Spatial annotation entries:
** Start **

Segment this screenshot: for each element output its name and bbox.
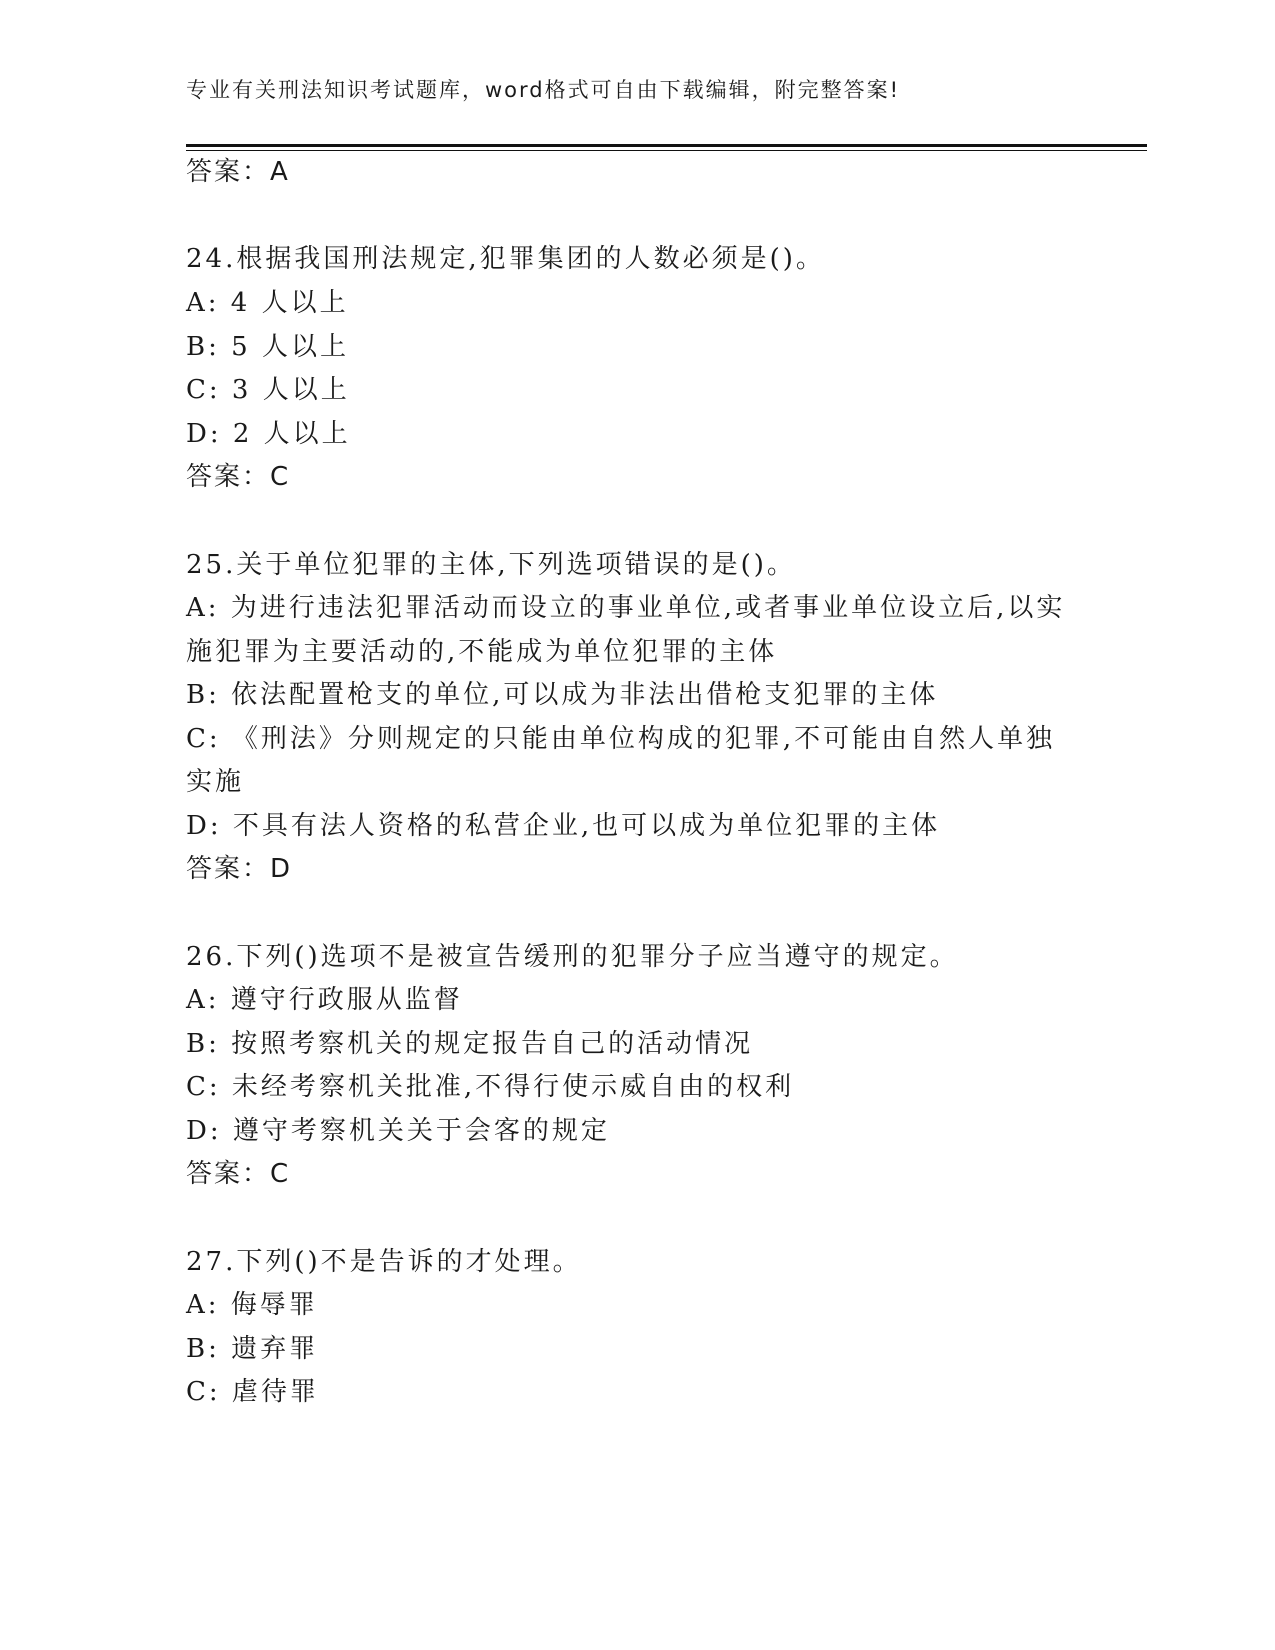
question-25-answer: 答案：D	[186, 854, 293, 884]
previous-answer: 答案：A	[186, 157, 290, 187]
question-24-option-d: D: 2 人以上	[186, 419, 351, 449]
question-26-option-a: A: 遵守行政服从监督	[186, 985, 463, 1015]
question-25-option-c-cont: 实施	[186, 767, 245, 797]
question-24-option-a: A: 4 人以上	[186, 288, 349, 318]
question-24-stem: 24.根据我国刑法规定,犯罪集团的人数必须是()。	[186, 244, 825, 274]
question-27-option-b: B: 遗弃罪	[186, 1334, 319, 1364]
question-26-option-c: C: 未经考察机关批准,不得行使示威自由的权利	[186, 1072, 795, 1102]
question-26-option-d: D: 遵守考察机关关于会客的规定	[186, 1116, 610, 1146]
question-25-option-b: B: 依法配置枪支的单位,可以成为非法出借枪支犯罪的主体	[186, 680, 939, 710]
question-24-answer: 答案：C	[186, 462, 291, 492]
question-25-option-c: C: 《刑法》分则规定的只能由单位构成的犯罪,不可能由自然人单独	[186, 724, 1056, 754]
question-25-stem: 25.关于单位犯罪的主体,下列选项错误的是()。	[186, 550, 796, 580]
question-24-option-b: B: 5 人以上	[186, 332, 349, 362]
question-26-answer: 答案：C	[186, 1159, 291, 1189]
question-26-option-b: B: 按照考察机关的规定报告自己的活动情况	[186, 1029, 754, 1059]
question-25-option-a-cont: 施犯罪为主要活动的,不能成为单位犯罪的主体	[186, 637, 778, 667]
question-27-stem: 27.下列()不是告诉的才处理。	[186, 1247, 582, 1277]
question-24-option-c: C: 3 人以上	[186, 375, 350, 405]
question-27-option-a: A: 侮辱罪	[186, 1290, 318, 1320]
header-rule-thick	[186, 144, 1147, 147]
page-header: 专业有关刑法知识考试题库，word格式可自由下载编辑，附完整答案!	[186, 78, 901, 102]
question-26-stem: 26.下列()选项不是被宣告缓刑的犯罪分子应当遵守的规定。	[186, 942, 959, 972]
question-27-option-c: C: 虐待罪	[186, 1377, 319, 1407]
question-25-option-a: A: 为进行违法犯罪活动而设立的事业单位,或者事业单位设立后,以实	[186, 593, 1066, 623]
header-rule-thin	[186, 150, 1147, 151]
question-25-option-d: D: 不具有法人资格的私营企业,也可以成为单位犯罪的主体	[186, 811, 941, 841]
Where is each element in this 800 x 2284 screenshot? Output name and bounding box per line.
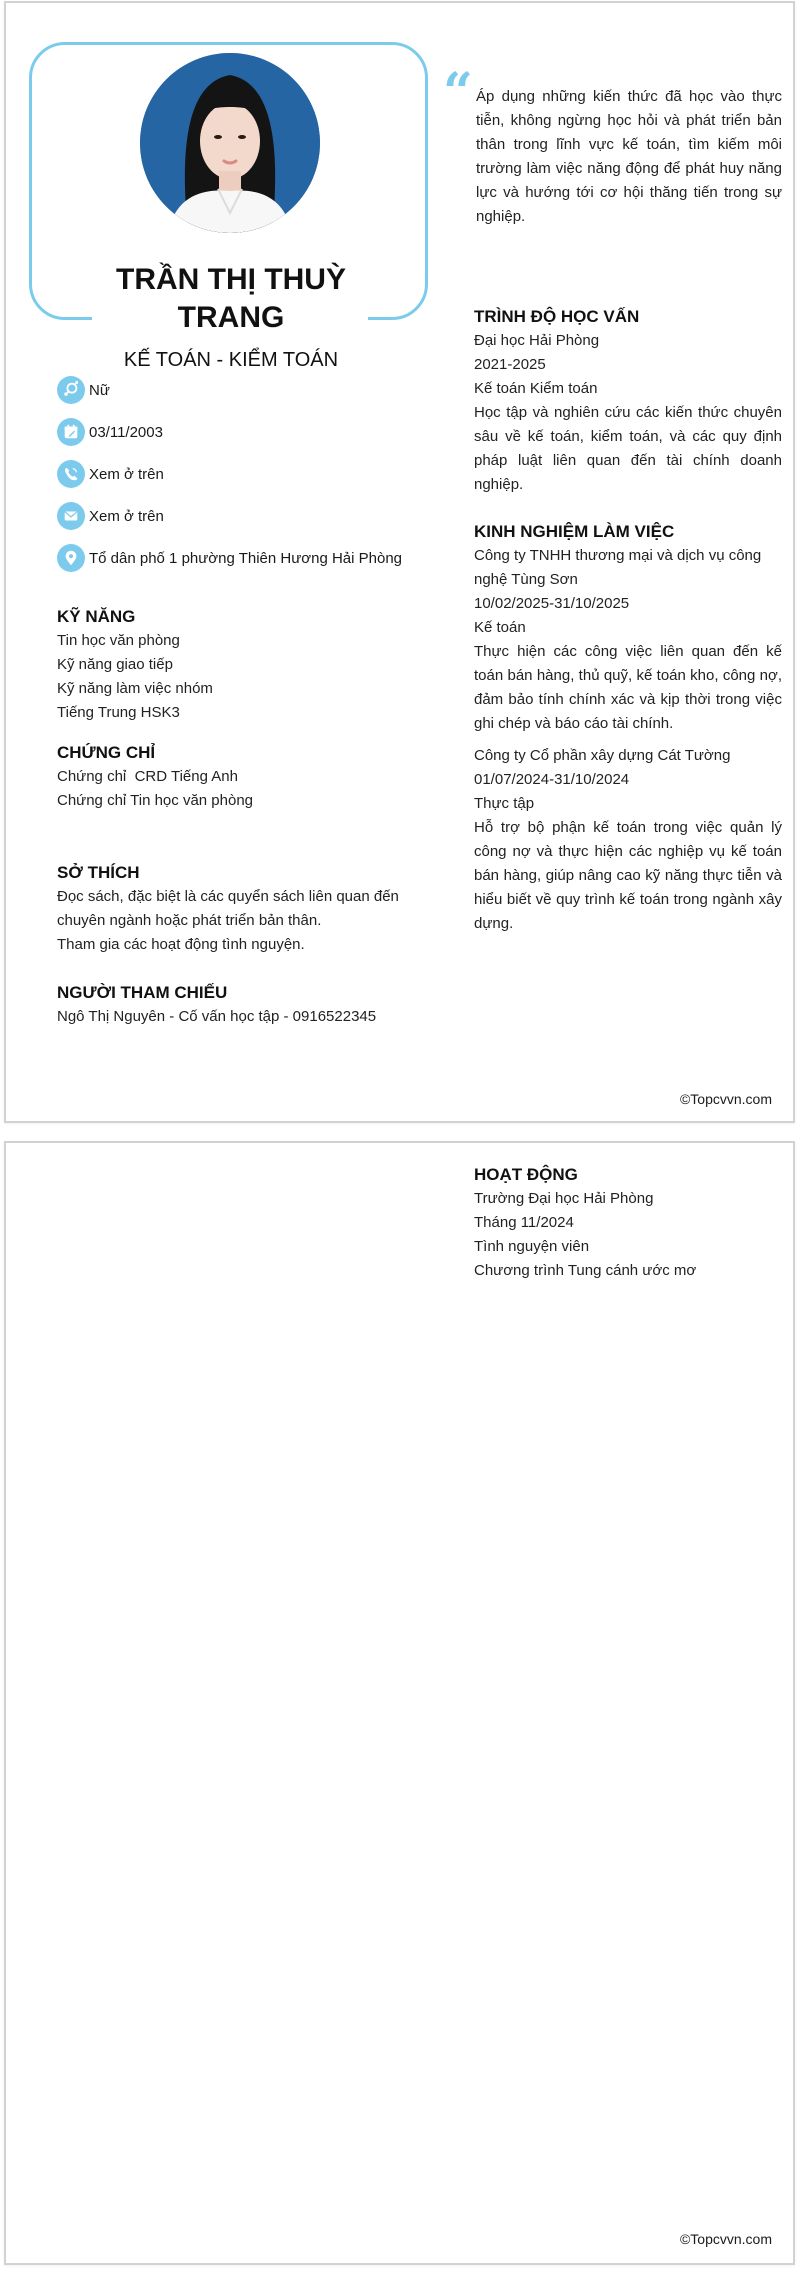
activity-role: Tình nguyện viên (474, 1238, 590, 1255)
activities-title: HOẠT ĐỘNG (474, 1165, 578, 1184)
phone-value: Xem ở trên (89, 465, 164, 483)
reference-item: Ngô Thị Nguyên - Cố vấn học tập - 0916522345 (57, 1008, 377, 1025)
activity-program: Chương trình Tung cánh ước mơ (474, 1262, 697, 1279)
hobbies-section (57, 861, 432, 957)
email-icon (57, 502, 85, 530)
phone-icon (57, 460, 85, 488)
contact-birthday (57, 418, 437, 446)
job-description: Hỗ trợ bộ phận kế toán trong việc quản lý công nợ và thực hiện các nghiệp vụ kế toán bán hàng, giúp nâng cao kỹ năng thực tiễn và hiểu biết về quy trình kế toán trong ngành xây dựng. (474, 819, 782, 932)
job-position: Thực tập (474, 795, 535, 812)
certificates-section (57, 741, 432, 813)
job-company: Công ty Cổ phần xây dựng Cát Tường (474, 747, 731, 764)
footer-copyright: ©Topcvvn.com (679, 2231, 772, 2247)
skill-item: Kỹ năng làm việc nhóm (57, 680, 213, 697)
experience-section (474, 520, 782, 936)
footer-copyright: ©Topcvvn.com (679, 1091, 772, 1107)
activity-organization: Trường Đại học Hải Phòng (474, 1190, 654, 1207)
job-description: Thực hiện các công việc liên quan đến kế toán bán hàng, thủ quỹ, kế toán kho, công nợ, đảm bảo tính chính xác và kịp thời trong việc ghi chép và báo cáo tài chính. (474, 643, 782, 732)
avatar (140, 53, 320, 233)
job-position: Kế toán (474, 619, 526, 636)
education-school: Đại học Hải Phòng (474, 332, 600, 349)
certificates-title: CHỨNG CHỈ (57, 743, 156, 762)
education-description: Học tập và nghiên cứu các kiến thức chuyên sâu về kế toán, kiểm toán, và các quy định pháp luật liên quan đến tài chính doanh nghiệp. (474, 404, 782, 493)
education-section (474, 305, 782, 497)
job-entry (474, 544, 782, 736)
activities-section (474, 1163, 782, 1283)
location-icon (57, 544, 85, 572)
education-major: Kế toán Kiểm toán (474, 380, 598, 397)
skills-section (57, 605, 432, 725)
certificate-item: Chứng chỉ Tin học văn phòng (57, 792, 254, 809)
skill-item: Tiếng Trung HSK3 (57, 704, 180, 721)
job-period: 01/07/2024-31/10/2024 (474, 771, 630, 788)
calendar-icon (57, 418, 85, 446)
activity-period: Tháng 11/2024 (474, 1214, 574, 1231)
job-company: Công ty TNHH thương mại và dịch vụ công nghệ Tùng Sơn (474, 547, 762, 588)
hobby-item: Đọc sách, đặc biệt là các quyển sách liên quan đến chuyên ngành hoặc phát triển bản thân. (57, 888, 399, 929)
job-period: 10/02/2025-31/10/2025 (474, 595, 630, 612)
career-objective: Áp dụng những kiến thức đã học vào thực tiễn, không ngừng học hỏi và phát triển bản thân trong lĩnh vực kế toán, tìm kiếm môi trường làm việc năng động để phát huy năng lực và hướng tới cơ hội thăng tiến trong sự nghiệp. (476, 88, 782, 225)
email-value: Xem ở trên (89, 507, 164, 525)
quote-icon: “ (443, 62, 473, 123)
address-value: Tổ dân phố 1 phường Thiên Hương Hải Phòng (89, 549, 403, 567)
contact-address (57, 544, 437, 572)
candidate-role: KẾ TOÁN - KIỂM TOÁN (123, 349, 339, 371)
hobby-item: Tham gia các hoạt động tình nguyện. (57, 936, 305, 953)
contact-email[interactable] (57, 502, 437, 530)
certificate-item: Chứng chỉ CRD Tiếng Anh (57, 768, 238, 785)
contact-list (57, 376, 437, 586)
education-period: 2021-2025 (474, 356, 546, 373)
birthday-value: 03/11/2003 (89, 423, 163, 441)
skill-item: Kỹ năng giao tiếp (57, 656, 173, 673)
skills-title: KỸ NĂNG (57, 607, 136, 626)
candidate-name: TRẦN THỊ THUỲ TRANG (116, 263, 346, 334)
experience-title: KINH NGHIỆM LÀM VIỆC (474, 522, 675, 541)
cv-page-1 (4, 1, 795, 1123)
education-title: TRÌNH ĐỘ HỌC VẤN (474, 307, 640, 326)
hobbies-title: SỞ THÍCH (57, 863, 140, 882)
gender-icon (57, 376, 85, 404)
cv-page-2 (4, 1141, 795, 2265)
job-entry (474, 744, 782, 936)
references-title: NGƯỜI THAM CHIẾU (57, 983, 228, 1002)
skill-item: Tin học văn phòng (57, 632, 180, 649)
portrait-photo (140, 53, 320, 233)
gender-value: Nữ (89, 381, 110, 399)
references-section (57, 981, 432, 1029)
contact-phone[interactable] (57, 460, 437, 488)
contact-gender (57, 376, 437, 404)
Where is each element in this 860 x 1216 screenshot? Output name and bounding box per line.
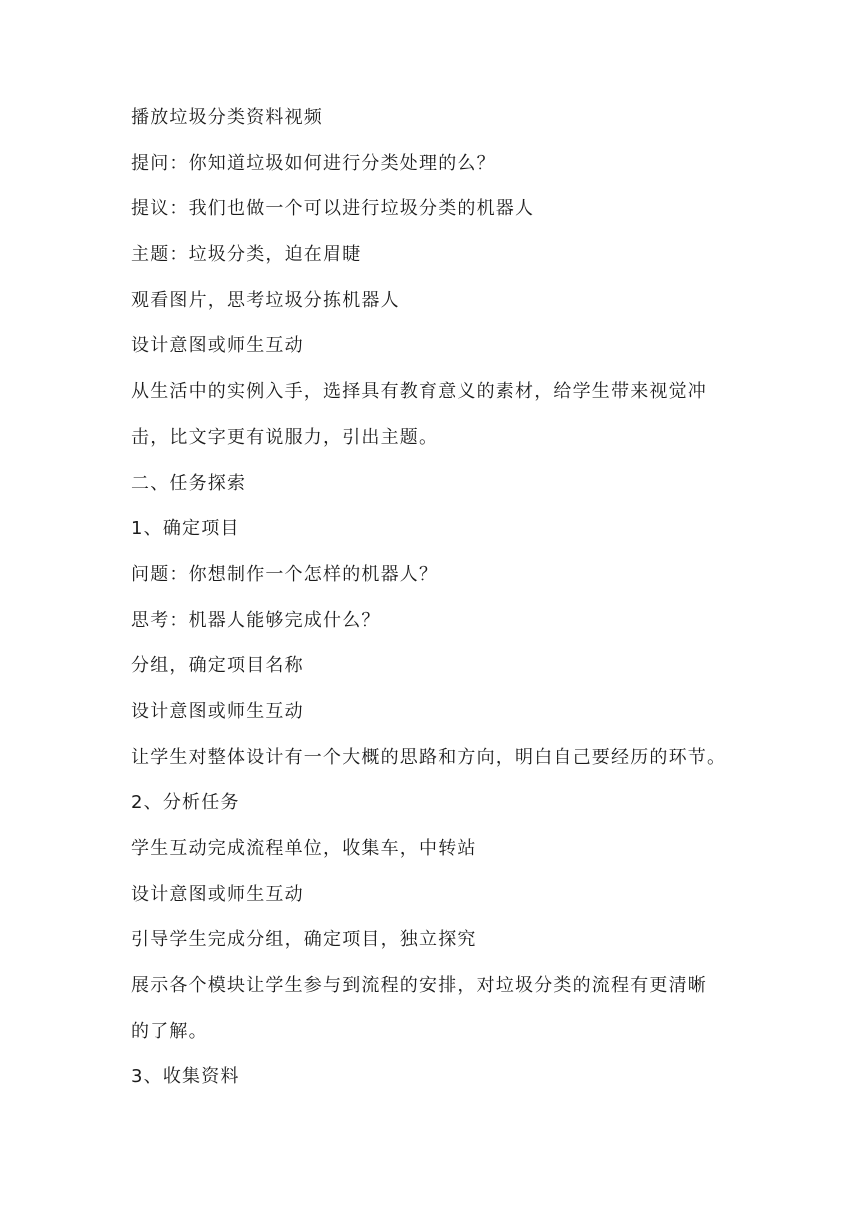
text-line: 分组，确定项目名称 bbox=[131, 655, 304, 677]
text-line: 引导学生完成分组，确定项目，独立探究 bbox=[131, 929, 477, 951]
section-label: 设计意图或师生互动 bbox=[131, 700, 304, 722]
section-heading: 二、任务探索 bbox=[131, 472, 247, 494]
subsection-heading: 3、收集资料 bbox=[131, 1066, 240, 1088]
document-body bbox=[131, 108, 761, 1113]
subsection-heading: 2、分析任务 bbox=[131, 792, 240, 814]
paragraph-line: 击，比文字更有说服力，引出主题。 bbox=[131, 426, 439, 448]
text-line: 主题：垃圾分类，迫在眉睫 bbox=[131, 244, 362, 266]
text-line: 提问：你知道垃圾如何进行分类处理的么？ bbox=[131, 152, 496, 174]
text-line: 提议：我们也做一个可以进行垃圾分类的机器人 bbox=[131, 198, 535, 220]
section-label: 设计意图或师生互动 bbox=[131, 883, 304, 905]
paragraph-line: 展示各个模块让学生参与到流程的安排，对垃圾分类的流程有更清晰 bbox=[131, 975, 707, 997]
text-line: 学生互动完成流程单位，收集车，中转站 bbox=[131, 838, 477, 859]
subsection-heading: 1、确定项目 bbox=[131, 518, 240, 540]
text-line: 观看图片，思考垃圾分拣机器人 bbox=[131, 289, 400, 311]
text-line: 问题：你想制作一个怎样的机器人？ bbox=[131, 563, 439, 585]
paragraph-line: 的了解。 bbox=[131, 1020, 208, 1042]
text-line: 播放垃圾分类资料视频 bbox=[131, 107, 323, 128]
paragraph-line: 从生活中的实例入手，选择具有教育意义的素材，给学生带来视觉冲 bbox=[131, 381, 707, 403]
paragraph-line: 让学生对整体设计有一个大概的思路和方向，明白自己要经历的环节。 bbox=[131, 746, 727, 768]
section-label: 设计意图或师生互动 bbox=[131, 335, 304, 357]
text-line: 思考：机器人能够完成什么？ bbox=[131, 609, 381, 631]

** End **

- [Written task] Retype the items above word for word, starting with the line that contains "text-line: 分组，确定项目名称 bbox=[131, 655, 304, 677]" and going on through the line that contains "subsection-heading: 2、分析任务 bbox=[131, 792, 240, 814]".

- [Task solution]
text-line: 分组，确定项目名称 bbox=[131, 655, 304, 677]
text-line: 引导学生完成分组，确定项目，独立探究 bbox=[131, 929, 477, 951]
section-label: 设计意图或师生互动 bbox=[131, 700, 304, 722]
section-heading: 二、任务探索 bbox=[131, 472, 247, 494]
subsection-heading: 3、收集资料 bbox=[131, 1066, 240, 1088]
document-body bbox=[131, 108, 761, 1113]
subsection-heading: 2、分析任务 bbox=[131, 792, 240, 814]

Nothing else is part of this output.